Have I ever mentioned how much I love her? She has a way of putting you at ease, no matter what the circumstances. She is made to do the job she does. If I ever write a book, if I ever have a baby, if I ever win the lottery... she will be one of the first women I think. Instead, when we bought a dog in March, we named her Lucy Cooper. That's all I can do for now. :)

So- more good news- I started my period today. Perfect timing. A total blessing from the Lord above. I've struggled all week to put the timing in His Hands but I did it. I'm in the process of calling and getting an appointment either today/tomorrow for an ultrasound I think they wanted to begin injections. I may be able to skip the ultrasound! Injections are coming in tomorrow, after literally SEVEN HUGE HEADACHES and problems I've had to fight through, so hopefully that will be soon enough.

== == ==

Your tasks ->
A. Please set down the blog post word for word, everything from "So- more good" down to "be soon enough.".
B. In one to three sentences, explain why the writer of the blog post named the dog Lucy Cooper.
The entries that come after the blog post are not used here.

== == ==

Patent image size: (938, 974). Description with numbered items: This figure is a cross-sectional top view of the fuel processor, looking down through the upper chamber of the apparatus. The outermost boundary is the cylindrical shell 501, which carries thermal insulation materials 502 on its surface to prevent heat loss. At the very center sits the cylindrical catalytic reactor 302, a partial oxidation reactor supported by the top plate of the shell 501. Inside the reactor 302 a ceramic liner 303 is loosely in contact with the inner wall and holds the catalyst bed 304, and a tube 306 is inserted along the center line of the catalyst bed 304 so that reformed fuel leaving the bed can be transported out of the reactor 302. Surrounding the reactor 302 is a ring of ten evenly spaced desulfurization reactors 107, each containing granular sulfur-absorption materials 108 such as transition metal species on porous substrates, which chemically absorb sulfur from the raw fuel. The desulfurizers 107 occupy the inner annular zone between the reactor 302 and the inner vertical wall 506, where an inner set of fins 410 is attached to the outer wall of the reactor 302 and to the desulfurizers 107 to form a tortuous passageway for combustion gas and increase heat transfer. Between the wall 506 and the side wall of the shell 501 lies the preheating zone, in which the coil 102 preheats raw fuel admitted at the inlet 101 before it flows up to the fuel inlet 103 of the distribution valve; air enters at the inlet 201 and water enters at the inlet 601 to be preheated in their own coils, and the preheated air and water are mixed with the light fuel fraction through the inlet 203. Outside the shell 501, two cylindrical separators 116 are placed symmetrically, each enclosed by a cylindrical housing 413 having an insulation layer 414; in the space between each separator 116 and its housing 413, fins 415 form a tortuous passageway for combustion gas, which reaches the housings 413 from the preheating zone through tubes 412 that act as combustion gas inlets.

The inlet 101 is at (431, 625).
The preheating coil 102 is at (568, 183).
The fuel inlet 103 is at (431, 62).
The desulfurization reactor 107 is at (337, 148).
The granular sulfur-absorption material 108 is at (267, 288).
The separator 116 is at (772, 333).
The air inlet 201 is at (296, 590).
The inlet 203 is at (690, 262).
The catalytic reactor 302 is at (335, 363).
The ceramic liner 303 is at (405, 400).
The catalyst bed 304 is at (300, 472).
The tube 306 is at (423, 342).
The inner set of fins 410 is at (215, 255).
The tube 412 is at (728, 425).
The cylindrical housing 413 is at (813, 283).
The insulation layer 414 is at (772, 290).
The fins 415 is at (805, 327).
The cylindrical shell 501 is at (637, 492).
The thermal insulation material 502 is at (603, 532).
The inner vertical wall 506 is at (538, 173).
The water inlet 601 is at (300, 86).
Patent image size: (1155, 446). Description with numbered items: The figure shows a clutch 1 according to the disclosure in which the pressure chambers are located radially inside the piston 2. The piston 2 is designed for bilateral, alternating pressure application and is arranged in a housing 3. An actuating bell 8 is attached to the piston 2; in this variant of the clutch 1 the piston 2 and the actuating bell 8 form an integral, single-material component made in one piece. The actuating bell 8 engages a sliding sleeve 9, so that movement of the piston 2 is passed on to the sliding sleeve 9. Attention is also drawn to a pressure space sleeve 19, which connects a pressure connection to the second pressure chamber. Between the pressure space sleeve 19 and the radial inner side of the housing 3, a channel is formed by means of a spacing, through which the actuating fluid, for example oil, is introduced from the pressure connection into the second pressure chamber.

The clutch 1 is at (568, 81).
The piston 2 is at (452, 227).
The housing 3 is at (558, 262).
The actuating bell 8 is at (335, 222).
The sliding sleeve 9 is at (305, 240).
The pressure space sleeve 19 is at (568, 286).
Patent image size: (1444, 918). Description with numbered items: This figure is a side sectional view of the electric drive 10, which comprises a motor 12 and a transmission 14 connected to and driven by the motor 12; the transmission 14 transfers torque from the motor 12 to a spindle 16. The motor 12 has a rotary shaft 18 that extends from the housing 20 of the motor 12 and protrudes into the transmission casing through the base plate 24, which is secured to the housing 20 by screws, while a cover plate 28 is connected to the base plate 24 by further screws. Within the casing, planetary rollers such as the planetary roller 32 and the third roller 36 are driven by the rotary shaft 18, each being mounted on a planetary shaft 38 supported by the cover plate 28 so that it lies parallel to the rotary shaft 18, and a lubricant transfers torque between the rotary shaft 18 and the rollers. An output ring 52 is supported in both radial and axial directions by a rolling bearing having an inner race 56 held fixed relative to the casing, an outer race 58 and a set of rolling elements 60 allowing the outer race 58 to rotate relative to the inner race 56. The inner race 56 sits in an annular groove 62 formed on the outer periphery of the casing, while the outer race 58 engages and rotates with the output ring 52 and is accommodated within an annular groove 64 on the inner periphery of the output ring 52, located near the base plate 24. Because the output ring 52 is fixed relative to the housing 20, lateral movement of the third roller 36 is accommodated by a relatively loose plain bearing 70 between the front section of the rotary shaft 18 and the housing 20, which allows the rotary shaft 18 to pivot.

== == ==

Answers for each item ->
A.
So- more good news- I started my period today. Perfect timing. A total blessing from the Lord above. I've struggled all week to put the timing in His Hands but I did it. I'm in the process of calling and getting an appointment either today/tomorrow for an ultrasound I think they wanted to begin injections. I may be able to skip the ultrasound! Injections are coming in tomorrow, after literally SEVEN HUGE HEADACHES and problems I've had to fight through, so hopefully that will be soon enough.

B. The writer loves a woman who puts people at ease and says she would be one of the first women the writer thinks of if the writer ever writes a book, has a baby, or wins the lottery. Instead, naming the dog bought in March Lucy Cooper was all the writer could do for now.